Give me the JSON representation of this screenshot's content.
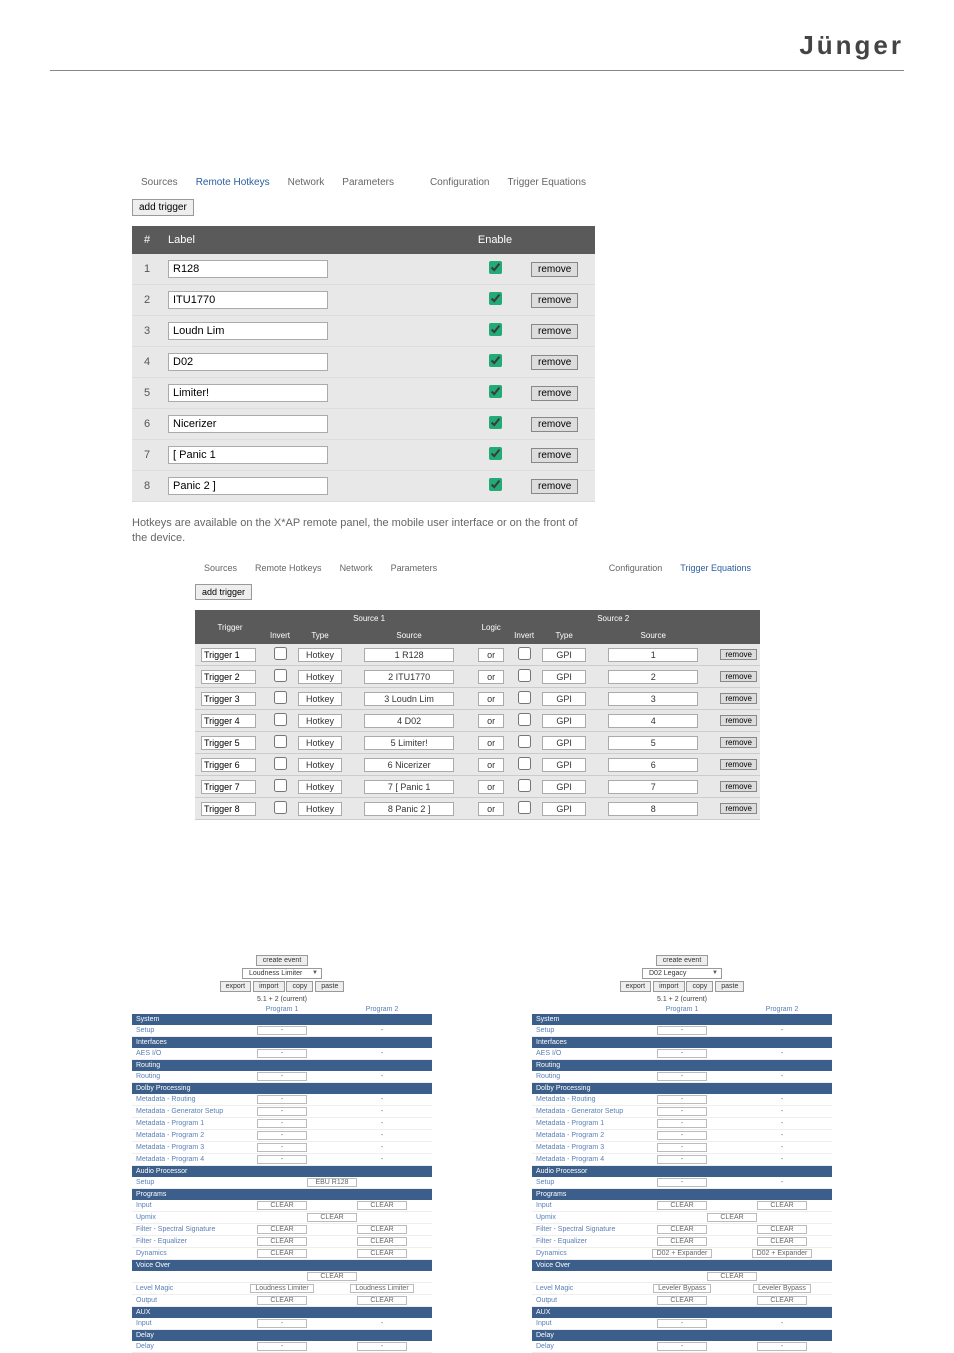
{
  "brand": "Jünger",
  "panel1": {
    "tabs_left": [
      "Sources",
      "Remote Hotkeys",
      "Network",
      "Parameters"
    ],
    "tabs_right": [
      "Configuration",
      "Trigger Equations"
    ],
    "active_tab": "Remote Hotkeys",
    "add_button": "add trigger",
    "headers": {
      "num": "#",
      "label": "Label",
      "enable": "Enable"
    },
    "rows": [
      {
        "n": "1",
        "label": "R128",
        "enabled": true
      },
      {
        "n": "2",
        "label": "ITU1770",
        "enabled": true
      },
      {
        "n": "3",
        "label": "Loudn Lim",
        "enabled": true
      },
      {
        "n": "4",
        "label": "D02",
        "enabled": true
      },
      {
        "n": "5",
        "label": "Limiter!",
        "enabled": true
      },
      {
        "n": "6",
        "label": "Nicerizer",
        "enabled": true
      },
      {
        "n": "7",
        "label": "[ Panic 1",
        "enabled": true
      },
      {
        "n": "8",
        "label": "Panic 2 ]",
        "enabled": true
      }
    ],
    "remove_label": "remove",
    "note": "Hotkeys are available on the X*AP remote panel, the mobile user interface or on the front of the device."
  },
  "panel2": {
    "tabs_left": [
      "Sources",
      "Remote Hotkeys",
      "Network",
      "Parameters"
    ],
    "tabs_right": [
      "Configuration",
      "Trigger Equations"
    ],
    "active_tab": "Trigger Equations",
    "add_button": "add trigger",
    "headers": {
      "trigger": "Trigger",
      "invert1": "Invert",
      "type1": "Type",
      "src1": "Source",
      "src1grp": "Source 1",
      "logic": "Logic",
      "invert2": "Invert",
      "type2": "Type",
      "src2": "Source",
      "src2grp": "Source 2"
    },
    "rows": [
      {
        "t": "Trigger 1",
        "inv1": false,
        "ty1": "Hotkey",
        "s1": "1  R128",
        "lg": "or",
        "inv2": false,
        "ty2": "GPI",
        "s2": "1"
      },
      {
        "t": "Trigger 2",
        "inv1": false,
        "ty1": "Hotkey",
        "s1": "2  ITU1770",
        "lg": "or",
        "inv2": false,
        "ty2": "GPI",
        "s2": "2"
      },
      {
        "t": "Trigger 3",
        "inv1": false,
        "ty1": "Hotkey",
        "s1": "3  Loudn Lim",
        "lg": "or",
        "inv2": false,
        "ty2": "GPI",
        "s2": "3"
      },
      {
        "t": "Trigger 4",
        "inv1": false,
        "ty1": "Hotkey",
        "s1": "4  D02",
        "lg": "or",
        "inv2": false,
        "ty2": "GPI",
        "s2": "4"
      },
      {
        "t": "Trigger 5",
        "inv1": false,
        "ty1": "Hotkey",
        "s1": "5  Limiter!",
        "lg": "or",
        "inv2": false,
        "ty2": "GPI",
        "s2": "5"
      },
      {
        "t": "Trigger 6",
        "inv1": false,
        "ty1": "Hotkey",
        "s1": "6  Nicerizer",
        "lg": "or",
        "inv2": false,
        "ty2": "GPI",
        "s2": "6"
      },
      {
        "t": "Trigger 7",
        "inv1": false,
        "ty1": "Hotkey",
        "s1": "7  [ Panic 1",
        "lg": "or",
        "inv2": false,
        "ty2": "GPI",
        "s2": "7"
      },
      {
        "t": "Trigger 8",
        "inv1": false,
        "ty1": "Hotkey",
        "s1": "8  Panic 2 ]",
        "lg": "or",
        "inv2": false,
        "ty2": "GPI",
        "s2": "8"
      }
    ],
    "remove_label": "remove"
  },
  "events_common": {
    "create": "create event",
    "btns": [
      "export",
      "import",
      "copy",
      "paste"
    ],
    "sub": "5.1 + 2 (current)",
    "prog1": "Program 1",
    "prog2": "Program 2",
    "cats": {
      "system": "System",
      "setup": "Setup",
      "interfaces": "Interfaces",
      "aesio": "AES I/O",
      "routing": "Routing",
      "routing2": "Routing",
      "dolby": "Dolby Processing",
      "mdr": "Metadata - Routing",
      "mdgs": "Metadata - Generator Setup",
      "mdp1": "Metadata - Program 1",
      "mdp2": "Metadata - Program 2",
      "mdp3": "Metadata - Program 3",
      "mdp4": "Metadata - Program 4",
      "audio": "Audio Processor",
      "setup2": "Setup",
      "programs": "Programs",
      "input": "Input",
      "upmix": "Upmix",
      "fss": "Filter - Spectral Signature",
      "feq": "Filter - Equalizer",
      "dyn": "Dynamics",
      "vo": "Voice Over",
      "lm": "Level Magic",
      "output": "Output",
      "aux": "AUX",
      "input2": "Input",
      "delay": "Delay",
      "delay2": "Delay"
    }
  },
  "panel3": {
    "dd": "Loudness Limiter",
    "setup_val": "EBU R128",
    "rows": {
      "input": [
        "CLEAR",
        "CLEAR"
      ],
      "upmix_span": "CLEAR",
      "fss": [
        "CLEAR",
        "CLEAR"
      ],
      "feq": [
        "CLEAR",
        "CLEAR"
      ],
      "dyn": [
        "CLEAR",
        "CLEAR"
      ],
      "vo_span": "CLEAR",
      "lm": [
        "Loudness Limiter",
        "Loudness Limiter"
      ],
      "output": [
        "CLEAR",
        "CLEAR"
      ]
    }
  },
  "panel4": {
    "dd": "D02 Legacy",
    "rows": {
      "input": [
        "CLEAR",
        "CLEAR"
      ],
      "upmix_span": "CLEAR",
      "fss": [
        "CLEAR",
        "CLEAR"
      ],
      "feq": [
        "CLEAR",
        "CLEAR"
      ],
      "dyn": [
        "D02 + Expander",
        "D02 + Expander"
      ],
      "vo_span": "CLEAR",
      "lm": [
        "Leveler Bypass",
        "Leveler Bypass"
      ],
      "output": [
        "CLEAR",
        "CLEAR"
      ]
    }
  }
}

* * *

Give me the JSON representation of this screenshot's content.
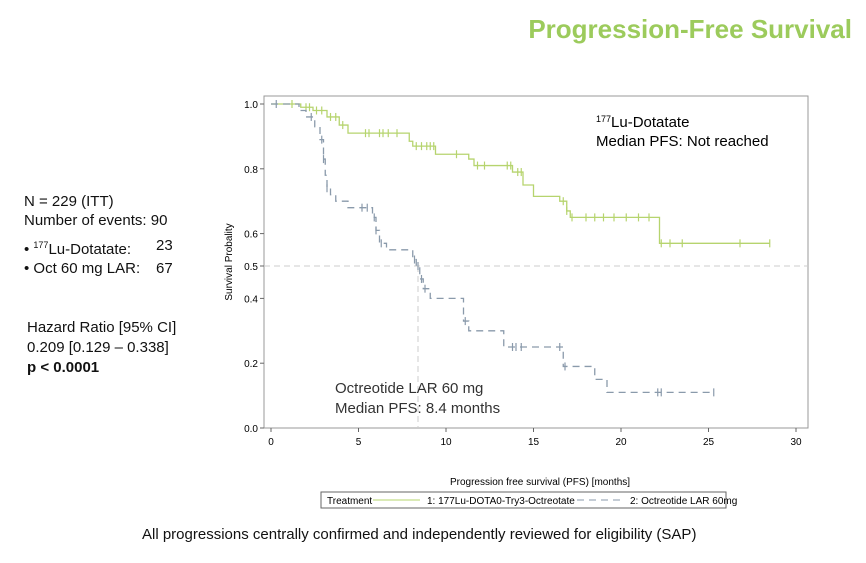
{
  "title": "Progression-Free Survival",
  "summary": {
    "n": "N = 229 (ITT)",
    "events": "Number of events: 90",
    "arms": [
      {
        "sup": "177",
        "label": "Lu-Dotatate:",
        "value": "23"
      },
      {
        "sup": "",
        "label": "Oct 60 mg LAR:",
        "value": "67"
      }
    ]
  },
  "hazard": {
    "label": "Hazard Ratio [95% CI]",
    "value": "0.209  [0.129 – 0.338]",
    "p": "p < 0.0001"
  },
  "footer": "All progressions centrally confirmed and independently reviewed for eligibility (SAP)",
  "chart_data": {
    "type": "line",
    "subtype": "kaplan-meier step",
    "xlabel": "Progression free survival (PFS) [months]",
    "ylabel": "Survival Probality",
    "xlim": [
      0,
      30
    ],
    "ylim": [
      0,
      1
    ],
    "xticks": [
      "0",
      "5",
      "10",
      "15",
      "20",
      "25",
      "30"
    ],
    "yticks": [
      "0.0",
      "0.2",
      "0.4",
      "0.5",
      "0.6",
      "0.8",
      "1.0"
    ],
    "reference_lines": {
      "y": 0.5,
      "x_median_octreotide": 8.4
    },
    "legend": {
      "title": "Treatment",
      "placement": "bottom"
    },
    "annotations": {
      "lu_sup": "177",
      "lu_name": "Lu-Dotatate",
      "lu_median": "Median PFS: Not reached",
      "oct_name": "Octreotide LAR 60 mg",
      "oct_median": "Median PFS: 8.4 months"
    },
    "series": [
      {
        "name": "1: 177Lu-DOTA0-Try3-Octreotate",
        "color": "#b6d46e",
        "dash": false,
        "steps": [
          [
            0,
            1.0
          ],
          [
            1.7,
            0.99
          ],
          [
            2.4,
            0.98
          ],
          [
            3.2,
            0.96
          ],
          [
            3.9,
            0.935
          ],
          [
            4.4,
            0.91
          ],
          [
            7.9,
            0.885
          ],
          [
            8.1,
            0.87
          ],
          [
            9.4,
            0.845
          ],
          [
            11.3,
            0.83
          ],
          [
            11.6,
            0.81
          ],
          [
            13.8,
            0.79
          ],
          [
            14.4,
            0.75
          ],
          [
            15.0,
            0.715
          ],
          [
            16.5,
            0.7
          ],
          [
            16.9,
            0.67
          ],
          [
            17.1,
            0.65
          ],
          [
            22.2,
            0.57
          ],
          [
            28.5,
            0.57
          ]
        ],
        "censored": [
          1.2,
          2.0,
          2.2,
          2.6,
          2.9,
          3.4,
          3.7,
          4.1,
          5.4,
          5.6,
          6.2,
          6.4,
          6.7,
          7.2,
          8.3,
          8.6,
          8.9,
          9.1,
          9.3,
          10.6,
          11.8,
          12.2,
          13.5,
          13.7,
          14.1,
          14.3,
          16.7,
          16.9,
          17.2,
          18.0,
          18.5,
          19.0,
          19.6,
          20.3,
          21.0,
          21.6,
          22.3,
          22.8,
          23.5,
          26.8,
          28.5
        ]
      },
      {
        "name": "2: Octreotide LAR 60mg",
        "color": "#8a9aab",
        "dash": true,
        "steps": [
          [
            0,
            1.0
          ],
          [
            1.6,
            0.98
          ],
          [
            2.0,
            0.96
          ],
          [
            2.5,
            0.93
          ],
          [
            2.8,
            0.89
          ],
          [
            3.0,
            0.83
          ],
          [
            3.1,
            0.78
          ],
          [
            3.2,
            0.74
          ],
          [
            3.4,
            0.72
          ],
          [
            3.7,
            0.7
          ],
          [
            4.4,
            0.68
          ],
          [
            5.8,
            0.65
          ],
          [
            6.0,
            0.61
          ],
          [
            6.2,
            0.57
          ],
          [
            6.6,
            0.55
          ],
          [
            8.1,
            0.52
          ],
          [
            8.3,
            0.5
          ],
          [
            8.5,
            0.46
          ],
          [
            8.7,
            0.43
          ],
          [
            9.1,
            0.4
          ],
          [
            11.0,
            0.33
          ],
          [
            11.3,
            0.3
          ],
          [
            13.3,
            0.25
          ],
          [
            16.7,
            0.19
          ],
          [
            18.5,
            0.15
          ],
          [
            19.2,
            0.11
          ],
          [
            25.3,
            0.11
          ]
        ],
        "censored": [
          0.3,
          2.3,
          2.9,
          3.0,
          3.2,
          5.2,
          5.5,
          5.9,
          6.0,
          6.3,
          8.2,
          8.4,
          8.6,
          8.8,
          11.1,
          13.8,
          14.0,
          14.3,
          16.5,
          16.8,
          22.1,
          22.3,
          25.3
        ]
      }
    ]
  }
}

(Your task) Across the records, count the lines holding the string "months". Give the number and stop.

(Task response) 2